TEXTO PRESENTADO:
------------------------------------------------------------------------

Calidad Total de las instalaciones.

La calidad de una instalación termo-hidrosanitaria puede pensarse “a priori”, desde dos puntos de vista. Uno más relacionado con la actitud constructiva -la ejecución de la red-; generadora de la calidad; otro relacionado a la etapa de proyecto -la estética-. De allí resultaría la calidad del diseño. Es evidente que una instalación no revestirá visos de calidad si no ha sido eficientemente proyectada. Allí el Instalador, aunque sea el mismo proyectista, no podrá plasmar esa “especialidad” con la que ha sido pensada. El proyectista que sea luego el Director de Obra, si no pensó en la calidad de una determinada instalación durante la etapa de proyecto, difícilmente logre una buena calidad del producto final. El proyectista, entonces, en cada decisión de diseño, deberá tener en cuenta la calidad del producto final, la calidad espacial y la calidad constructiva -e incluso- la calidad de los sistemas de ejecución de la obra.

------------------------------------------------------------------------

REGISTROS DE DATOS:
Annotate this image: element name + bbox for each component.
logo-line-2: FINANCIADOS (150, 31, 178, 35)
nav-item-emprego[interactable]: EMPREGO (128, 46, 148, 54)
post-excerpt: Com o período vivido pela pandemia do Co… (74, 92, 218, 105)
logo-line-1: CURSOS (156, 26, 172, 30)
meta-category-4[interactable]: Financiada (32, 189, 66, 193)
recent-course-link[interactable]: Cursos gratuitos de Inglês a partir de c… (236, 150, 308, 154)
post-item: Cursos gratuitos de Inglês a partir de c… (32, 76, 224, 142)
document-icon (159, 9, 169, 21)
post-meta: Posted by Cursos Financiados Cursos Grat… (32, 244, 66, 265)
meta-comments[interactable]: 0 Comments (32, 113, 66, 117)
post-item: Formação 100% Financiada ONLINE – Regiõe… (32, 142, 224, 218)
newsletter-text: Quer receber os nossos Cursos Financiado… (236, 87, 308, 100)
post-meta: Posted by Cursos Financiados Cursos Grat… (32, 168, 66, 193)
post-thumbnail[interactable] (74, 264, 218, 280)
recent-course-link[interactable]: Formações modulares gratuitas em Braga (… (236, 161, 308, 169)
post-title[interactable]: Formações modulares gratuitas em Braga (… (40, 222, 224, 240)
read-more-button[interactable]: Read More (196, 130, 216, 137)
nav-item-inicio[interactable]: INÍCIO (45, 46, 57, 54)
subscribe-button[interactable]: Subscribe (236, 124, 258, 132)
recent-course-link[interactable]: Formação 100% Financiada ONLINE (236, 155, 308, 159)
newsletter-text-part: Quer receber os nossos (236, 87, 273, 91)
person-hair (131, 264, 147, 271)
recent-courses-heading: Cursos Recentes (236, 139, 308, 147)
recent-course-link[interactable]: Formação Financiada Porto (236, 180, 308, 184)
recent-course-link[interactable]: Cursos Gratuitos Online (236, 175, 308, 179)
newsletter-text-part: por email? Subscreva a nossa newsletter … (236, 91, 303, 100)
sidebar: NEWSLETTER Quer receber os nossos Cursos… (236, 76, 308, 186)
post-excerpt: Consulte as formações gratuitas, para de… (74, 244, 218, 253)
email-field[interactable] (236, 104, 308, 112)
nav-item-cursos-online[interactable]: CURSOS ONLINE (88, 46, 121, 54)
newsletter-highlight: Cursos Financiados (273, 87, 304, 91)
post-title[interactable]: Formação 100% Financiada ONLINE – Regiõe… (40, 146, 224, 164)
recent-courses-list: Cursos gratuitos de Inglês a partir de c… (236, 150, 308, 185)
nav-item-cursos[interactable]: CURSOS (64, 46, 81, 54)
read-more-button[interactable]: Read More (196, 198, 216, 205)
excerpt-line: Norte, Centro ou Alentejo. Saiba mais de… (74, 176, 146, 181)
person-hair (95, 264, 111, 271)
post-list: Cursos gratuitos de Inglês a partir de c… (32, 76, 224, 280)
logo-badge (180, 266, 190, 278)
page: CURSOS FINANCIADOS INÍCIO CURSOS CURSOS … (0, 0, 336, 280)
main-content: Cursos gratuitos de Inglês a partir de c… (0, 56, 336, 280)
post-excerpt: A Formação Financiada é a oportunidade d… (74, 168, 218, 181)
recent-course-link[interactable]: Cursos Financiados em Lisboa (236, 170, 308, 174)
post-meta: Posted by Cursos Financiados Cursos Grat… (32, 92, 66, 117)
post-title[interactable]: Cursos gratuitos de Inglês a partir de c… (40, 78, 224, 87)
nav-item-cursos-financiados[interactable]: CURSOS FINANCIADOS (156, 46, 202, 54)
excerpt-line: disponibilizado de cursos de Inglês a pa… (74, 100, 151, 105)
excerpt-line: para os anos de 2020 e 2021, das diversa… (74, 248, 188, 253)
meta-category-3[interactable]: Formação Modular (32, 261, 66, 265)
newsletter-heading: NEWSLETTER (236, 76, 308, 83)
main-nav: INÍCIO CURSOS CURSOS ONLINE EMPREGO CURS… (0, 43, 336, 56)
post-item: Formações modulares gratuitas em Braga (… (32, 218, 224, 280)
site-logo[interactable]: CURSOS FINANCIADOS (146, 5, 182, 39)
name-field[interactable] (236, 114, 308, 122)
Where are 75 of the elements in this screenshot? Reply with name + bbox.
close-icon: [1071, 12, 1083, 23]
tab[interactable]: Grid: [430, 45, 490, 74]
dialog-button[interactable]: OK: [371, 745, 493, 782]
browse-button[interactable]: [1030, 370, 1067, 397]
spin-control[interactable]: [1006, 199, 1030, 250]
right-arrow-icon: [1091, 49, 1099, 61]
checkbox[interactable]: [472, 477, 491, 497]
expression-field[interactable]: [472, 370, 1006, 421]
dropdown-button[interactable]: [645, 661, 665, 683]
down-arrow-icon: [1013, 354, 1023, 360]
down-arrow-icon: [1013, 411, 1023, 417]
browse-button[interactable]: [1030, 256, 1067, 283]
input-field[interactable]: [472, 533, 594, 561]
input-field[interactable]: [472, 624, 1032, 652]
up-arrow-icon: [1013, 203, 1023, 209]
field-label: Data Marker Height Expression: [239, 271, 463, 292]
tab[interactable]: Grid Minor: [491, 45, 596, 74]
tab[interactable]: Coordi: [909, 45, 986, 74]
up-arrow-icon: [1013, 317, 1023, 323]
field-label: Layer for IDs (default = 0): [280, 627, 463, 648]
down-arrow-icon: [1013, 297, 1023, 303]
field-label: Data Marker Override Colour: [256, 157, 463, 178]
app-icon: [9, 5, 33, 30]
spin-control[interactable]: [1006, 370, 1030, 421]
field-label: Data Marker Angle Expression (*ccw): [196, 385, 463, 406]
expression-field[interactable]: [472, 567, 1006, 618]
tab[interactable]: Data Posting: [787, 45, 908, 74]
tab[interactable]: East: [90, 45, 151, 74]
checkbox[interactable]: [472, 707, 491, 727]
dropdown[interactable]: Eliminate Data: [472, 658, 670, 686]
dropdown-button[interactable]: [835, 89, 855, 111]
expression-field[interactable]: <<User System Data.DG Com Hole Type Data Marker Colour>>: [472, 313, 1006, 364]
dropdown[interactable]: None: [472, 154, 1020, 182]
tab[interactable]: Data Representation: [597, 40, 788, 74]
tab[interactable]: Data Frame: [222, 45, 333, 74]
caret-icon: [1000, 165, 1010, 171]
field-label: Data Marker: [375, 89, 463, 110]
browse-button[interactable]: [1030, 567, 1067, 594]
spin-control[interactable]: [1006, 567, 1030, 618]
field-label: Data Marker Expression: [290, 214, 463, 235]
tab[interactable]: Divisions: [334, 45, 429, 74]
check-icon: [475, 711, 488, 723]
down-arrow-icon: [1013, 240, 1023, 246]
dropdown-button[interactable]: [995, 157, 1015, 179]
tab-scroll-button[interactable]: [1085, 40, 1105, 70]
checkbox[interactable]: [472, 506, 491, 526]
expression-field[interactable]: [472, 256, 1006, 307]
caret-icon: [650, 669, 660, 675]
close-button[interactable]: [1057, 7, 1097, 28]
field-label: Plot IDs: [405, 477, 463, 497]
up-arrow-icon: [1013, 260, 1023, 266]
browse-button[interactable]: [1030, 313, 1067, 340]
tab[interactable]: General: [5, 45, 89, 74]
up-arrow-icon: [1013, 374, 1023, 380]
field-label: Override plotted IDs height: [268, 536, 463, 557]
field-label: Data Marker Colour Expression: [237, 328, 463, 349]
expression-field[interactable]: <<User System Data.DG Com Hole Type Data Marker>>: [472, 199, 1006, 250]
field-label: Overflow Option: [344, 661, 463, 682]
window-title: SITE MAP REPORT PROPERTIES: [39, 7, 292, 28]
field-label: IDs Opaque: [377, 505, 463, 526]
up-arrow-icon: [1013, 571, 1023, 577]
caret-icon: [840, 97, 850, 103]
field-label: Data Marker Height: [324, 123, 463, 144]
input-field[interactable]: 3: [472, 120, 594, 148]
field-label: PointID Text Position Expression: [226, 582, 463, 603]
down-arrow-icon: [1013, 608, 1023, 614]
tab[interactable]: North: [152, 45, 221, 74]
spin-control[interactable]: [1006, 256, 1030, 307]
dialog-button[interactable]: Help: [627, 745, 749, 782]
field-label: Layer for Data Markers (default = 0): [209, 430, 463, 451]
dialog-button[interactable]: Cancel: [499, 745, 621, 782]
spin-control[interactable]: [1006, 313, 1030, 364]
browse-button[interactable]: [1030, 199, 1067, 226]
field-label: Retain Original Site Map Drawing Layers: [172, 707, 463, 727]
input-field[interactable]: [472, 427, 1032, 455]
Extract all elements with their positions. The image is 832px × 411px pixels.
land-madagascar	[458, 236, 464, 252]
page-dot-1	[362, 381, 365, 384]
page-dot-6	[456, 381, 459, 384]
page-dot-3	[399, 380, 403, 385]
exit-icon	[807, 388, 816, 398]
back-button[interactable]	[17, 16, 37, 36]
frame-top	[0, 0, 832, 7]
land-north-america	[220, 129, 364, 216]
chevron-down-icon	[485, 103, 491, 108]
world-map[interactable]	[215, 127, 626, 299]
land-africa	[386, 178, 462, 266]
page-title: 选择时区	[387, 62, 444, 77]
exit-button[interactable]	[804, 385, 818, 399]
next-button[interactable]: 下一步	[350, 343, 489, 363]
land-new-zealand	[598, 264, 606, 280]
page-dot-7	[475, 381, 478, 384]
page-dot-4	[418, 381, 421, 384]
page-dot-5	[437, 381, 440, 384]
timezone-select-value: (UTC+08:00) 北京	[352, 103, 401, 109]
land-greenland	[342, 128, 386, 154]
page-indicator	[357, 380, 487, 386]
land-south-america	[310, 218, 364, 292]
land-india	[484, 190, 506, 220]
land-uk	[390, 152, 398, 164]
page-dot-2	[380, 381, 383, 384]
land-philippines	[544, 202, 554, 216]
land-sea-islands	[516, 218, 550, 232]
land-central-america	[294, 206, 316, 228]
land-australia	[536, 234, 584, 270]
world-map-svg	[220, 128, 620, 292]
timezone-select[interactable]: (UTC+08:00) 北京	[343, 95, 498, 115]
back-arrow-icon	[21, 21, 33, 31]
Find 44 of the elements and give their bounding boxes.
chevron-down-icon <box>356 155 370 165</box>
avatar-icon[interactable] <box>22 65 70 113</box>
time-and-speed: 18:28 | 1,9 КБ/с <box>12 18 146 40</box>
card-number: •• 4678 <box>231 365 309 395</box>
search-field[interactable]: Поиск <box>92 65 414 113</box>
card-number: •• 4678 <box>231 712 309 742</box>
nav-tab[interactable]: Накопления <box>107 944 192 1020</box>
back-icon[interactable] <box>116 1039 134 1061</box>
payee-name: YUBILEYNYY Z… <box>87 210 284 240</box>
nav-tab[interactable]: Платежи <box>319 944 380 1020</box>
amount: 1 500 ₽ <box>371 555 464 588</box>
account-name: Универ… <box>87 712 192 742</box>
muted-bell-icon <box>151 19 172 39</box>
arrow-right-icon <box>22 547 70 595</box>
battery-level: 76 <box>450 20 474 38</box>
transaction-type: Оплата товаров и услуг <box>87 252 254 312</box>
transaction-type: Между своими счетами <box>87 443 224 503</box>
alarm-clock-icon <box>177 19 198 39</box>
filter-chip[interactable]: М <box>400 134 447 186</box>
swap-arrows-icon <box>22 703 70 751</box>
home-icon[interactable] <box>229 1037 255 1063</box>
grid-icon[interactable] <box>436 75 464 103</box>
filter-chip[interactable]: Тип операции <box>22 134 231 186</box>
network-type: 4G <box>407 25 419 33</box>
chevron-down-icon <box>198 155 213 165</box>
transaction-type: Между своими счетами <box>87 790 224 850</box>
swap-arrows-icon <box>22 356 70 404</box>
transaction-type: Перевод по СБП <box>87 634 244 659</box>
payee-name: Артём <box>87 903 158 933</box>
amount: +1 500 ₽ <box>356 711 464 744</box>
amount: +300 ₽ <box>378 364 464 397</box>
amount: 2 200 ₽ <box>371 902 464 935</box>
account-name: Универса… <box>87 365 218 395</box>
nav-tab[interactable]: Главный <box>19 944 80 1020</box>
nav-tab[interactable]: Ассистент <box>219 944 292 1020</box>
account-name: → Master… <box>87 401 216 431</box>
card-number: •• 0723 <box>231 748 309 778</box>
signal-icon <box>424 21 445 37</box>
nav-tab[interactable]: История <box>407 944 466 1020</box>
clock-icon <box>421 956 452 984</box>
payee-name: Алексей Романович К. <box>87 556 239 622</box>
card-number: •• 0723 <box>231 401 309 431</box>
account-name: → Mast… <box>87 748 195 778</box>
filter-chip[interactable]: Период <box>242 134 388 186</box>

------------------------------------------------------------------------

CONSIGNA DE TRABAJO: Según el texto presentado, ¿de qué punto de vista resultaría la calidad del diseño de una instalación termo-hidrosanitaria? Los registros provienen de una fuente distinta.

RESPUESTA ESCRITA: Del punto de vista relacionado con la etapa de proyecto, es decir, con la estética.